REQUIREMENT> Set down each entry from the block beneath, exactly as written.
-- start RECORDS FOR PROCESSING --
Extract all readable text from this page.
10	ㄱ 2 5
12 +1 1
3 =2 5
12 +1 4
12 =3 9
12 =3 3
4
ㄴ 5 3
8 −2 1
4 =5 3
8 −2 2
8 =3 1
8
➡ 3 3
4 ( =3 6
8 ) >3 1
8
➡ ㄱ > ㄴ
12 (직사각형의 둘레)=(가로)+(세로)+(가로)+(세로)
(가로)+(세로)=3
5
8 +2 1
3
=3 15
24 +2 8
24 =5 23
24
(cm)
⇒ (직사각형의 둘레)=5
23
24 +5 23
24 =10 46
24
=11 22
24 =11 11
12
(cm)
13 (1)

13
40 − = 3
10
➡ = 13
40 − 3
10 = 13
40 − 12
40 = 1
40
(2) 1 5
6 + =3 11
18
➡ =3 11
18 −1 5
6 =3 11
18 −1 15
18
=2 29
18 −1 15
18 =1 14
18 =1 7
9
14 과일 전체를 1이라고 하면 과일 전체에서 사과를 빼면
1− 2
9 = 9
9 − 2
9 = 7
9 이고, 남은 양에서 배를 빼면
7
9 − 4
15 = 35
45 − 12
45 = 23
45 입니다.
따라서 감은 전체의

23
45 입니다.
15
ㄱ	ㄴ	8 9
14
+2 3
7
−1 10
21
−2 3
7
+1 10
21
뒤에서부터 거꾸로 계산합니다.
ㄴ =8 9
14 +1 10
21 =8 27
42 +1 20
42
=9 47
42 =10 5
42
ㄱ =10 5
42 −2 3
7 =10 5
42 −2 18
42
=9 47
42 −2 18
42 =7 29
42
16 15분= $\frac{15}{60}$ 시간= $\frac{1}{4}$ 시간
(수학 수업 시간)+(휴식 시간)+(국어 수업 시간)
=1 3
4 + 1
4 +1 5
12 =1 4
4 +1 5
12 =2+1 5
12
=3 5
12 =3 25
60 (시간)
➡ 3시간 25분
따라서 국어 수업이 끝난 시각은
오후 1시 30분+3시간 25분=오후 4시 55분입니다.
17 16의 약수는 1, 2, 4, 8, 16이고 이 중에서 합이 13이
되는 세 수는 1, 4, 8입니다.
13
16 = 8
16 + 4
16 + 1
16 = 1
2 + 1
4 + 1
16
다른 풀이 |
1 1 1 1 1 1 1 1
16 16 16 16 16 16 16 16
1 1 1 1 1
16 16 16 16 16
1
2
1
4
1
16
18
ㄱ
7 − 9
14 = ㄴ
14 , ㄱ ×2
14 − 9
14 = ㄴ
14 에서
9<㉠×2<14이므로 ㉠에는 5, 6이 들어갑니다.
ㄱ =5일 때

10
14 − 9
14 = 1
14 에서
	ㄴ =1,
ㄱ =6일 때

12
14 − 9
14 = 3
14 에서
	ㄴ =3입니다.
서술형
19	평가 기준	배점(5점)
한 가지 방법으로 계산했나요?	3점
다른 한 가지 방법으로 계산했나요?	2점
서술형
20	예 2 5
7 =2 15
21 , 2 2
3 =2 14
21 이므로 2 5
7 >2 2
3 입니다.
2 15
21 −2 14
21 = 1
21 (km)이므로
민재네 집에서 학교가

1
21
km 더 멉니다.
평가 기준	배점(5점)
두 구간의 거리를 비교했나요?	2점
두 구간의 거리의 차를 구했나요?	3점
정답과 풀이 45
-- end RECORDS FOR PROCESSING --
RESULT BELOW>
Extract all readable text from this page.
10	ㄱ 2 5
12 +1 1
3 =2 5
12 +1 4
12 =3 9
12 =3 3
4
ㄴ 5 3
8 −2 1
4 =5 3
8 −2 2
8 =3 1
8
➡ 3 3
4 ( =3 6
8 ) >3 1
8
➡ ㄱ > ㄴ
12 (직사각형의 둘레)=(가로)+(세로)+(가로)+(세로)
(가로)+(세로)=3
5
8 +2 1
3
=3 15
24 +2 8
24 =5 23
24
(cm)
⇒ (직사각형의 둘레)=5
23
24 +5 23
24 =10 46
24
=11 22
24 =11 11
12
(cm)
13 (1)

13
40 − = 3
10
➡ = 13
40 − 3
10 = 13
40 − 12
40 = 1
40
(2) 1 5
6 + =3 11
18
➡ =3 11
18 −1 5
6 =3 11
18 −1 15
18
=2 29
18 −1 15
18 =1 14
18 =1 7
9
14 과일 전체를 1이라고 하면 과일 전체에서 사과를 빼면
1− 2
9 = 9
9 − 2
9 = 7
9 이고, 남은 양에서 배를 빼면
7
9 − 4
15 = 35
45 − 12
45 = 23
45 입니다.
따라서 감은 전체의

23
45 입니다.
15
ㄱ	ㄴ	8 9
14
+2 3
7
−1 10
21
−2 3
7
+1 10
21
뒤에서부터 거꾸로 계산합니다.
ㄴ =8 9
14 +1 10
21 =8 27
42 +1 20
42
=9 47
42 =10 5
42
ㄱ =10 5
42 −2 3
7 =10 5
42 −2 18
42
=9 47
42 −2 18
42 =7 29
42
16 15분= $\frac{15}{60}$ 시간= $\frac{1}{4}$ 시간
(수학 수업 시간)+(휴식 시간)+(국어 수업 시간)
=1 3
4 + 1
4 +1 5
12 =1 4
4 +1 5
12 =2+1 5
12
=3 5
12 =3 25
60 (시간)
➡ 3시간 25분
따라서 국어 수업이 끝난 시각은
오후 1시 30분+3시간 25분=오후 4시 55분입니다.
17 16의 약수는 1, 2, 4, 8, 16이고 이 중에서 합이 13이
되는 세 수는 1, 4, 8입니다.
13
16 = 8
16 + 4
16 + 1
16 = 1
2 + 1
4 + 1
16
다른 풀이 |
1 1 1 1 1 1 1 1
16 16 16 16 16 16 16 16
1 1 1 1 1
16 16 16 16 16
1
2
1
4
1
16
18
ㄱ
7 − 9
14 = ㄴ
14 , ㄱ ×2
14 − 9
14 = ㄴ
14 에서
9<㉠×2<14이므로 ㉠에는 5, 6이 들어갑니다.
ㄱ =5일 때

10
14 − 9
14 = 1
14 에서
	ㄴ =1,
ㄱ =6일 때

12
14 − 9
14 = 3
14 에서
	ㄴ =3입니다.
서술형
19	평가 기준	배점(5점)
한 가지 방법으로 계산했나요?	3점
다른 한 가지 방법으로 계산했나요?	2점
서술형
20	예 2 5
7 =2 15
21 , 2 2
3 =2 14
21 이므로 2 5
7 >2 2
3 입니다.
2 15
21 −2 14
21 = 1
21 (km)이므로
민재네 집에서 학교가

1
21
km 더 멉니다.
평가 기준	배점(5점)
두 구간의 거리를 비교했나요?	2점
두 구간의 거리의 차를 구했나요?	3점
정답과 풀이 45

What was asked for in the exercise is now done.